Provided data >>
____________________
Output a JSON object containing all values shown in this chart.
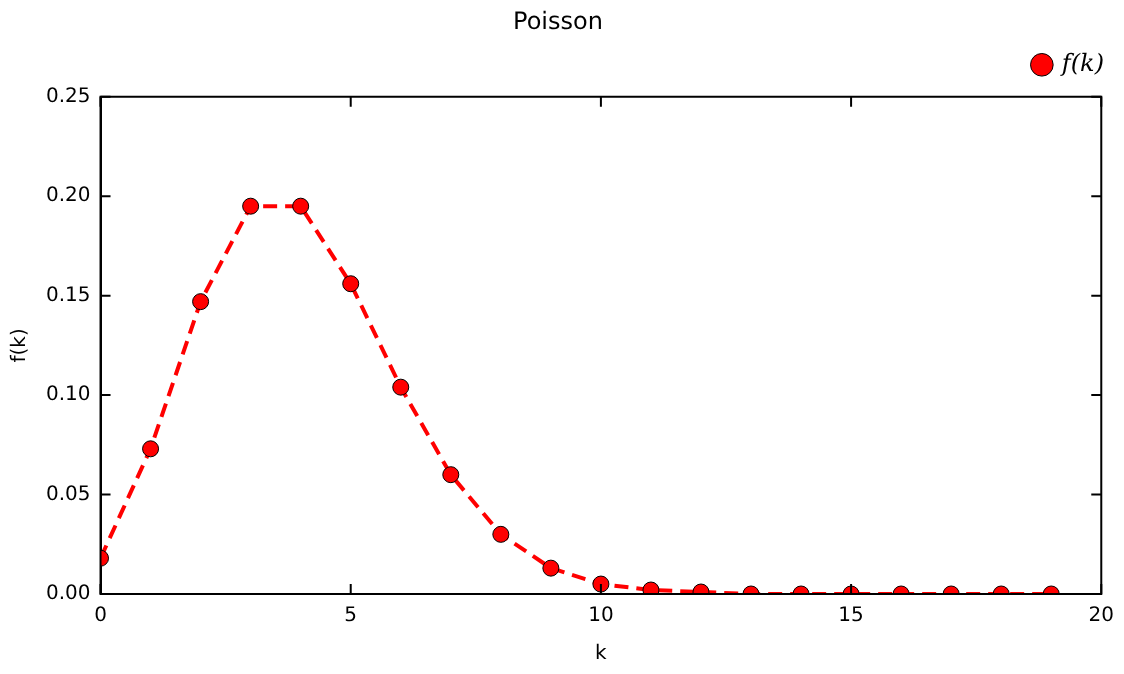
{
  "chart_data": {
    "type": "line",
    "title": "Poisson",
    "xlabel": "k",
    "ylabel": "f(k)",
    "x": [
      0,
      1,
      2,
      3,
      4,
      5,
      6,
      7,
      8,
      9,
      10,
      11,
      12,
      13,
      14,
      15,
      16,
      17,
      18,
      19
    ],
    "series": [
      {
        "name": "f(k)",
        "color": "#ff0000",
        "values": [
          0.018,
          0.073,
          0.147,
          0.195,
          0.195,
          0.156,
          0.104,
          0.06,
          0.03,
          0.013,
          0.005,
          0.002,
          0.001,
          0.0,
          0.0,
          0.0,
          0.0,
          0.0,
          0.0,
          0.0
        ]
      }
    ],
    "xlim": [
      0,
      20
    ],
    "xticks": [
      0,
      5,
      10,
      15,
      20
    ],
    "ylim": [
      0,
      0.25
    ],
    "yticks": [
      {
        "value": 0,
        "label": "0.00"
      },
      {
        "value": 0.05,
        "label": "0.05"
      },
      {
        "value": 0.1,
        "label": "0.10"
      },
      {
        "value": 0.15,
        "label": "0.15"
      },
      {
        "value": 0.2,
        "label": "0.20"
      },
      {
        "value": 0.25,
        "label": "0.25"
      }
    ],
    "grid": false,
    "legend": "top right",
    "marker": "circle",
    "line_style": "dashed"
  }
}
____________________
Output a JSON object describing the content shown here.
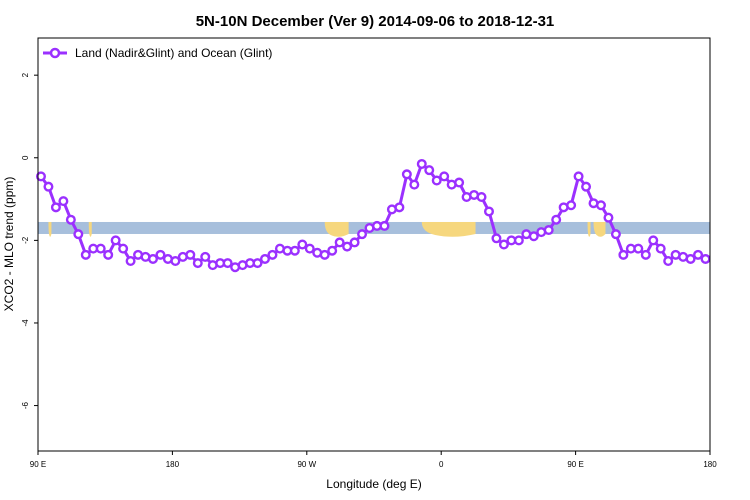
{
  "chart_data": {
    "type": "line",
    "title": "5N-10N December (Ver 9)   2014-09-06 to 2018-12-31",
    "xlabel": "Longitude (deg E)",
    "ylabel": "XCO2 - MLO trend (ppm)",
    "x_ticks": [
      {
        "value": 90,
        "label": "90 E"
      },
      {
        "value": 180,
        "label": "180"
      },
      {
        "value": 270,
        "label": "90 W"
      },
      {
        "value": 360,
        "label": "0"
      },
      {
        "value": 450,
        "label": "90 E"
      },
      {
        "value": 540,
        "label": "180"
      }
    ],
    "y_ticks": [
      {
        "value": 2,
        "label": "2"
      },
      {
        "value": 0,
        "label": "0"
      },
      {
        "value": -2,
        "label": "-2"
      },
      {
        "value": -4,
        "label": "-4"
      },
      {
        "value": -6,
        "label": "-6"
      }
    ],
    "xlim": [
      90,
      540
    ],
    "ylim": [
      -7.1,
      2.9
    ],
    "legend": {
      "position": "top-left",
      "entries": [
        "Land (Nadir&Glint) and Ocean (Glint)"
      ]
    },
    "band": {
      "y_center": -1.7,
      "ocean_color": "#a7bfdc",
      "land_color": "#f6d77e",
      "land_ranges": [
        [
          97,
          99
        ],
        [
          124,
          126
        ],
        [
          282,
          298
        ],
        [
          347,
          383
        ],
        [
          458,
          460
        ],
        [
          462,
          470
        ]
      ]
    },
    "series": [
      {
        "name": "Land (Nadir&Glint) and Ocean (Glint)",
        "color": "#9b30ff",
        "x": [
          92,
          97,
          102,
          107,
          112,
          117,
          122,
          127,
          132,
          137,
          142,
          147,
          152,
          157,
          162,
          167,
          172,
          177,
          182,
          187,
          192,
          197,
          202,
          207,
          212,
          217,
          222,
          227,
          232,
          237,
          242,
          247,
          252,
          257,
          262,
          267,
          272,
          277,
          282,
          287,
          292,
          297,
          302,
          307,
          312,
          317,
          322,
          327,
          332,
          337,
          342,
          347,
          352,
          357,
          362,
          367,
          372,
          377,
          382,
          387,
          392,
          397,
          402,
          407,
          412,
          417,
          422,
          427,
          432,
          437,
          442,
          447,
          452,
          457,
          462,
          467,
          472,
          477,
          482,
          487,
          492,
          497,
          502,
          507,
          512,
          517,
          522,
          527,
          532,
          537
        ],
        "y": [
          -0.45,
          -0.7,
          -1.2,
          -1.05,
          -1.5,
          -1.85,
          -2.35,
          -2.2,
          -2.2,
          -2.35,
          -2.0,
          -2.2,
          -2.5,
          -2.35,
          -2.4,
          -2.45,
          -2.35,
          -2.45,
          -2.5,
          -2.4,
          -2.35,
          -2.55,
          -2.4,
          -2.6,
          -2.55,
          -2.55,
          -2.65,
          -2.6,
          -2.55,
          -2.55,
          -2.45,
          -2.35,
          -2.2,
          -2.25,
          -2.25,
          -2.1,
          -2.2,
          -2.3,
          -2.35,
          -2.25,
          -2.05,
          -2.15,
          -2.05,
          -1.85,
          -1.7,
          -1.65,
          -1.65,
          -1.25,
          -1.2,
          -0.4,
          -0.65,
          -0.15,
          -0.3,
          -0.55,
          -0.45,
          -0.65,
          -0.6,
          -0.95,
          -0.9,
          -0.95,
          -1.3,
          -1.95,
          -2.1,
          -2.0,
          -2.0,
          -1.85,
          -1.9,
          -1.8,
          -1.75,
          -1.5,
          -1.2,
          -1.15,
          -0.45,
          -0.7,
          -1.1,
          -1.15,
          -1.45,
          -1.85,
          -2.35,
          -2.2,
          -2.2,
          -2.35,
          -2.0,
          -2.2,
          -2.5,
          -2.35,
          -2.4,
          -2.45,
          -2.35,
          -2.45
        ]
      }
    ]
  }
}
____________________
Task to complete >>
Reproduce each line holding the word "Glint".

Task response >>
        "Land (Nadir&Glint) and Ocean (Glint)"
        "name": "Land (Nadir&Glint) and Ocean (Glint)",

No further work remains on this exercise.